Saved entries
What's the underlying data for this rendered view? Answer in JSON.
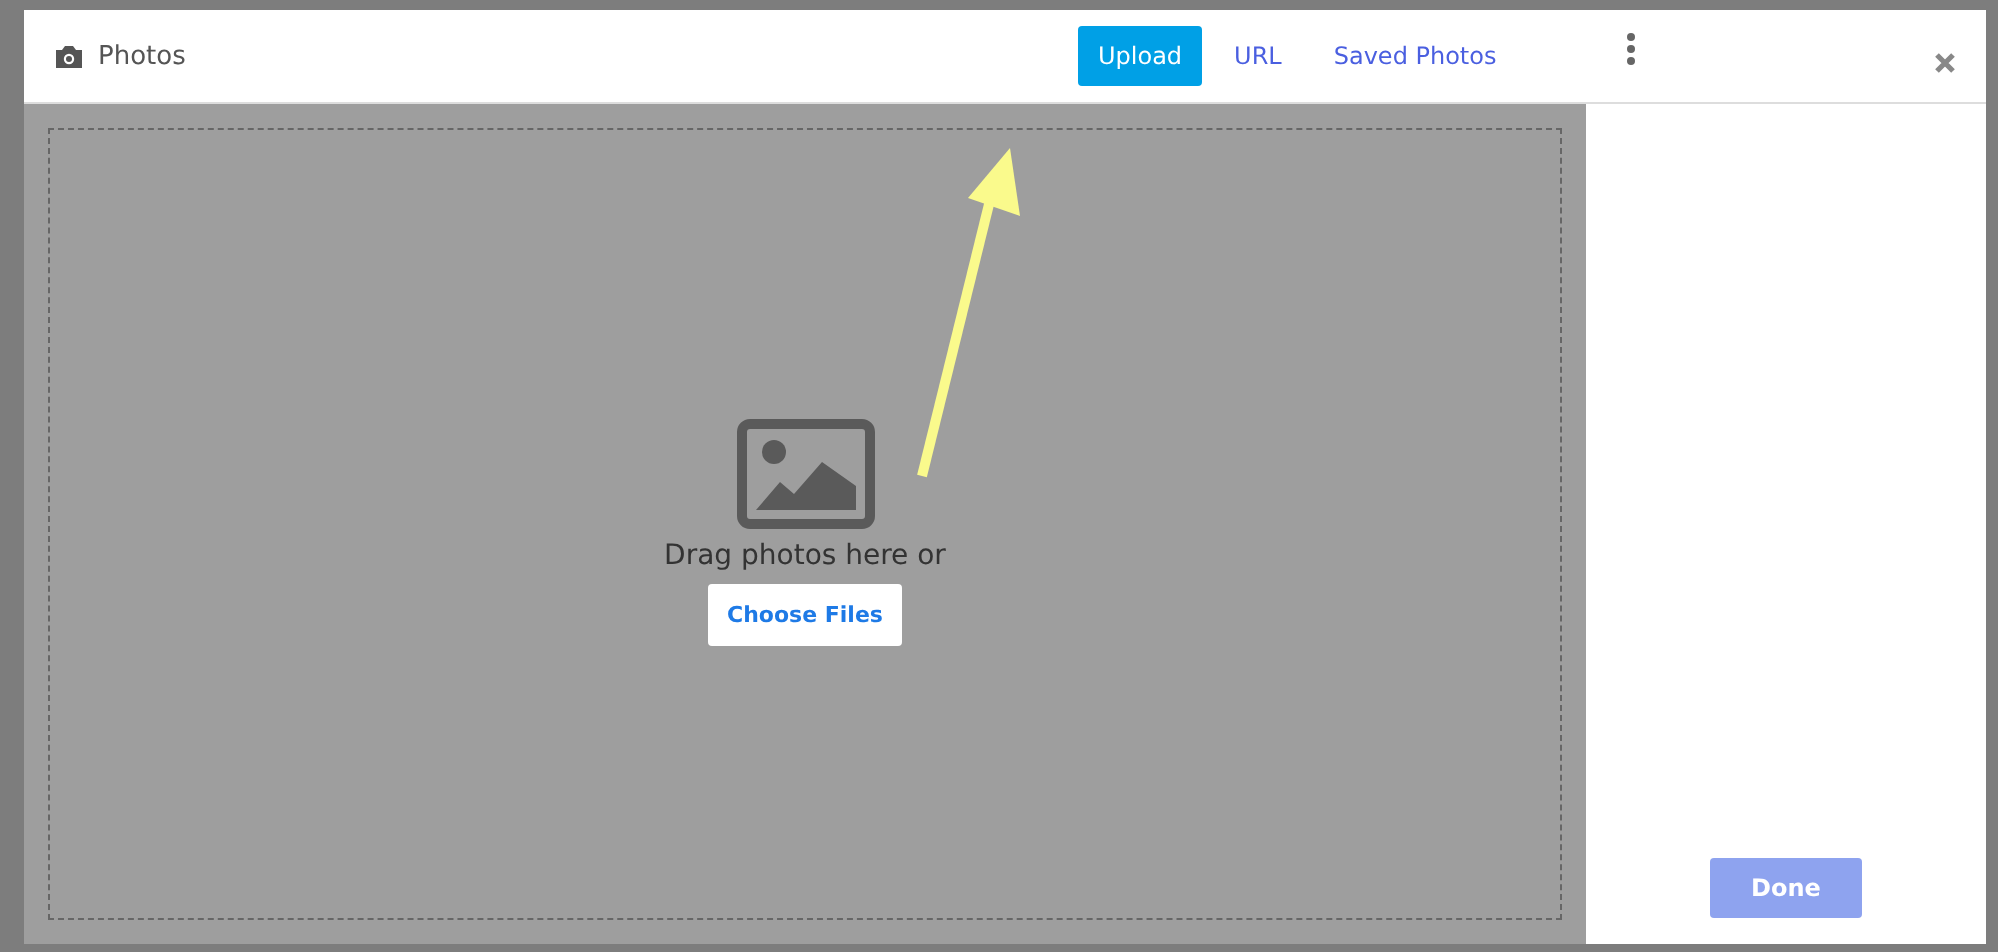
{
  "dialog": {
    "title": "Photos"
  },
  "tabs": [
    {
      "label": "Upload",
      "selected": true
    },
    {
      "label": "URL",
      "selected": false
    },
    {
      "label": "Saved Photos",
      "selected": false
    }
  ],
  "dropzone": {
    "prompt": "Drag photos here or",
    "button": "Choose Files"
  },
  "done_button": {
    "label": "Done",
    "disabled": true
  }
}
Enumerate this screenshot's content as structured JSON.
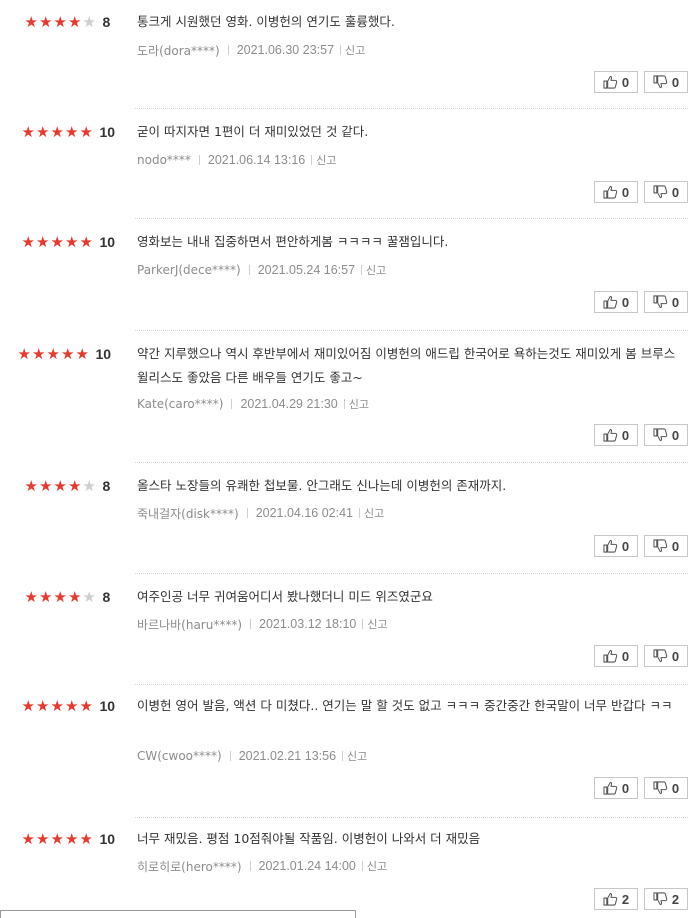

- _The exercise_: The records above are to be quoted exactly, with all pictures left out.

- _Result for this task_:
What's the underlying data for this rendered view? Answer in JSON.
{
  "dialog": {
    "title": "Photos"
  },
  "tabs": [
    {
      "label": "Upload",
      "selected": true
    },
    {
      "label": "URL",
      "selected": false
    },
    {
      "label": "Saved Photos",
      "selected": false
    }
  ],
  "dropzone": {
    "prompt": "Drag photos here or",
    "button": "Choose Files"
  },
  "done_button": {
    "label": "Done",
    "disabled": true
  }
}
Enumerate this screenshot's content as structured JSON.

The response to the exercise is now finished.